- Dataset records:
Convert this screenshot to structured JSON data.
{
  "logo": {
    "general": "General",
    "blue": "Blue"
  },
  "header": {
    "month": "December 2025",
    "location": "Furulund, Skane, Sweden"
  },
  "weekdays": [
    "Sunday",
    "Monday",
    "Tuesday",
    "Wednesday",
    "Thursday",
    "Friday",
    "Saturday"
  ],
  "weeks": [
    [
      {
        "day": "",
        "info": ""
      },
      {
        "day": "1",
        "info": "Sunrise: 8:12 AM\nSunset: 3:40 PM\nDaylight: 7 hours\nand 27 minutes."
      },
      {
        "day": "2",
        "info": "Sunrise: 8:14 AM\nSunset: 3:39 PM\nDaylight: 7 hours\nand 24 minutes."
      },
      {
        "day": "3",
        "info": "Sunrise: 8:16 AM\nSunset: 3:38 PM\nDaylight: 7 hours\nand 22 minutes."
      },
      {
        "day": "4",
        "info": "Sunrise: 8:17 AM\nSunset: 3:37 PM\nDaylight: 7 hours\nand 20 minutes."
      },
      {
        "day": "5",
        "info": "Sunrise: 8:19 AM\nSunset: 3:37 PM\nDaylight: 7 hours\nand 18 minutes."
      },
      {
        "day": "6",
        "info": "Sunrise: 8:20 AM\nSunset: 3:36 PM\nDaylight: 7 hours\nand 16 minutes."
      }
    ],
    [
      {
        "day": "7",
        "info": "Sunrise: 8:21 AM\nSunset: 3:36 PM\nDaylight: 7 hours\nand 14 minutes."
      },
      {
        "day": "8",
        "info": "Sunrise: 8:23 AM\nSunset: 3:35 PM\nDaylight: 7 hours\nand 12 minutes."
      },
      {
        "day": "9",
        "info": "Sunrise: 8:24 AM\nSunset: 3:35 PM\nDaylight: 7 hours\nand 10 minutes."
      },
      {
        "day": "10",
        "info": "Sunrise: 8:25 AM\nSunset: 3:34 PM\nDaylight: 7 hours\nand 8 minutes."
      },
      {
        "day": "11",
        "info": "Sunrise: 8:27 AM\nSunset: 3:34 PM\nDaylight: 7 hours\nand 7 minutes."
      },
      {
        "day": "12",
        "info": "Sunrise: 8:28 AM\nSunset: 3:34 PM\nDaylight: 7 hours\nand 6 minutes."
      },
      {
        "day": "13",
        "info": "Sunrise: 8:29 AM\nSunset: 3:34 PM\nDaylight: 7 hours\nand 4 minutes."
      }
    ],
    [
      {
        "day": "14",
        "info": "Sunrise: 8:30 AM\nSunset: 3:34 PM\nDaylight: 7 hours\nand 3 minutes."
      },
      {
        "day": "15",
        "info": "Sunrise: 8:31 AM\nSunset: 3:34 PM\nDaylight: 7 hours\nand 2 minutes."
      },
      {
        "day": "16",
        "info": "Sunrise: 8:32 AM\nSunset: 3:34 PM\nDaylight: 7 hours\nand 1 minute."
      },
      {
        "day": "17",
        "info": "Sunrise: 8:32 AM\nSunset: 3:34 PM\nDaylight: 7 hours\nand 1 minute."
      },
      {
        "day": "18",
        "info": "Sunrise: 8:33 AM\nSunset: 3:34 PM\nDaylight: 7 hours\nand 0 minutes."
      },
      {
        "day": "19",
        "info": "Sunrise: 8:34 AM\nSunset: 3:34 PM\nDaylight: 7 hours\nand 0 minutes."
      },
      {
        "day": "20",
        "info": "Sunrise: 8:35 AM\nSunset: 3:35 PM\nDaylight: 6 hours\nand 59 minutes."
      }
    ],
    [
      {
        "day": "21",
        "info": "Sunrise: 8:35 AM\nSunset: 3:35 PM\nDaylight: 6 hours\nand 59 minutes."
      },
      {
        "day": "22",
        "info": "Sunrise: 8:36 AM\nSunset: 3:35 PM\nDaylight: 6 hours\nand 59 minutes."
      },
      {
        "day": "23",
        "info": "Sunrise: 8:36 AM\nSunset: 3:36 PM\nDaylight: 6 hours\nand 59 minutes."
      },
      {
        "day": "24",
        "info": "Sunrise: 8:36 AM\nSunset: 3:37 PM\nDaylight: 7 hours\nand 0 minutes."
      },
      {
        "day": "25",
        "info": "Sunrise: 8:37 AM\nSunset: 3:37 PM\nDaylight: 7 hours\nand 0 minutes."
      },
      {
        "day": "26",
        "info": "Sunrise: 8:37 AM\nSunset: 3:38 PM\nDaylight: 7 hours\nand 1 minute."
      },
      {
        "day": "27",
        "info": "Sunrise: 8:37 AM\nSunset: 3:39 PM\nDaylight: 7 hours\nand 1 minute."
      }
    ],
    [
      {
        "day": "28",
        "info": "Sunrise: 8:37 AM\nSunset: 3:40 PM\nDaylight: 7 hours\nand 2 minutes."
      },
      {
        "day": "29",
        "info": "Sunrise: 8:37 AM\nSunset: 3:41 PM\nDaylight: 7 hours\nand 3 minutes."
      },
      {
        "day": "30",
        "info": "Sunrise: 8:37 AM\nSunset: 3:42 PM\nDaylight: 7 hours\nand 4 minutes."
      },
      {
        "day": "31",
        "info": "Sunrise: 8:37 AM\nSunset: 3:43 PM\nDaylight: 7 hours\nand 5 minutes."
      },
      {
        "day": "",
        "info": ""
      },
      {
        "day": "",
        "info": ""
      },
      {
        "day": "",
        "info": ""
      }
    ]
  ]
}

- Problem description: Each record above should be repeated exactly as it appears.

- Solution to this exercise:
Convert this screenshot to structured JSON data.
{
  "logo": {
    "general": "General",
    "blue": "Blue"
  },
  "header": {
    "month": "December 2025",
    "location": "Furulund, Skane, Sweden"
  },
  "weekdays": [
    "Sunday",
    "Monday",
    "Tuesday",
    "Wednesday",
    "Thursday",
    "Friday",
    "Saturday"
  ],
  "weeks": [
    [
      {
        "day": "",
        "info": ""
      },
      {
        "day": "1",
        "info": "Sunrise: 8:12 AM\nSunset: 3:40 PM\nDaylight: 7 hours\nand 27 minutes."
      },
      {
        "day": "2",
        "info": "Sunrise: 8:14 AM\nSunset: 3:39 PM\nDaylight: 7 hours\nand 24 minutes."
      },
      {
        "day": "3",
        "info": "Sunrise: 8:16 AM\nSunset: 3:38 PM\nDaylight: 7 hours\nand 22 minutes."
      },
      {
        "day": "4",
        "info": "Sunrise: 8:17 AM\nSunset: 3:37 PM\nDaylight: 7 hours\nand 20 minutes."
      },
      {
        "day": "5",
        "info": "Sunrise: 8:19 AM\nSunset: 3:37 PM\nDaylight: 7 hours\nand 18 minutes."
      },
      {
        "day": "6",
        "info": "Sunrise: 8:20 AM\nSunset: 3:36 PM\nDaylight: 7 hours\nand 16 minutes."
      }
    ],
    [
      {
        "day": "7",
        "info": "Sunrise: 8:21 AM\nSunset: 3:36 PM\nDaylight: 7 hours\nand 14 minutes."
      },
      {
        "day": "8",
        "info": "Sunrise: 8:23 AM\nSunset: 3:35 PM\nDaylight: 7 hours\nand 12 minutes."
      },
      {
        "day": "9",
        "info": "Sunrise: 8:24 AM\nSunset: 3:35 PM\nDaylight: 7 hours\nand 10 minutes."
      },
      {
        "day": "10",
        "info": "Sunrise: 8:25 AM\nSunset: 3:34 PM\nDaylight: 7 hours\nand 8 minutes."
      },
      {
        "day": "11",
        "info": "Sunrise: 8:27 AM\nSunset: 3:34 PM\nDaylight: 7 hours\nand 7 minutes."
      },
      {
        "day": "12",
        "info": "Sunrise: 8:28 AM\nSunset: 3:34 PM\nDaylight: 7 hours\nand 6 minutes."
      },
      {
        "day": "13",
        "info": "Sunrise: 8:29 AM\nSunset: 3:34 PM\nDaylight: 7 hours\nand 4 minutes."
      }
    ],
    [
      {
        "day": "14",
        "info": "Sunrise: 8:30 AM\nSunset: 3:34 PM\nDaylight: 7 hours\nand 3 minutes."
      },
      {
        "day": "15",
        "info": "Sunrise: 8:31 AM\nSunset: 3:34 PM\nDaylight: 7 hours\nand 2 minutes."
      },
      {
        "day": "16",
        "info": "Sunrise: 8:32 AM\nSunset: 3:34 PM\nDaylight: 7 hours\nand 1 minute."
      },
      {
        "day": "17",
        "info": "Sunrise: 8:32 AM\nSunset: 3:34 PM\nDaylight: 7 hours\nand 1 minute."
      },
      {
        "day": "18",
        "info": "Sunrise: 8:33 AM\nSunset: 3:34 PM\nDaylight: 7 hours\nand 0 minutes."
      },
      {
        "day": "19",
        "info": "Sunrise: 8:34 AM\nSunset: 3:34 PM\nDaylight: 7 hours\nand 0 minutes."
      },
      {
        "day": "20",
        "info": "Sunrise: 8:35 AM\nSunset: 3:35 PM\nDaylight: 6 hours\nand 59 minutes."
      }
    ],
    [
      {
        "day": "21",
        "info": "Sunrise: 8:35 AM\nSunset: 3:35 PM\nDaylight: 6 hours\nand 59 minutes."
      },
      {
        "day": "22",
        "info": "Sunrise: 8:36 AM\nSunset: 3:35 PM\nDaylight: 6 hours\nand 59 minutes."
      },
      {
        "day": "23",
        "info": "Sunrise: 8:36 AM\nSunset: 3:36 PM\nDaylight: 6 hours\nand 59 minutes."
      },
      {
        "day": "24",
        "info": "Sunrise: 8:36 AM\nSunset: 3:37 PM\nDaylight: 7 hours\nand 0 minutes."
      },
      {
        "day": "25",
        "info": "Sunrise: 8:37 AM\nSunset: 3:37 PM\nDaylight: 7 hours\nand 0 minutes."
      },
      {
        "day": "26",
        "info": "Sunrise: 8:37 AM\nSunset: 3:38 PM\nDaylight: 7 hours\nand 1 minute."
      },
      {
        "day": "27",
        "info": "Sunrise: 8:37 AM\nSunset: 3:39 PM\nDaylight: 7 hours\nand 1 minute."
      }
    ],
    [
      {
        "day": "28",
        "info": "Sunrise: 8:37 AM\nSunset: 3:40 PM\nDaylight: 7 hours\nand 2 minutes."
      },
      {
        "day": "29",
        "info": "Sunrise: 8:37 AM\nSunset: 3:41 PM\nDaylight: 7 hours\nand 3 minutes."
      },
      {
        "day": "30",
        "info": "Sunrise: 8:37 AM\nSunset: 3:42 PM\nDaylight: 7 hours\nand 4 minutes."
      },
      {
        "day": "31",
        "info": "Sunrise: 8:37 AM\nSunset: 3:43 PM\nDaylight: 7 hours\nand 5 minutes."
      },
      {
        "day": "",
        "info": ""
      },
      {
        "day": "",
        "info": ""
      },
      {
        "day": "",
        "info": ""
      }
    ]
  ]
}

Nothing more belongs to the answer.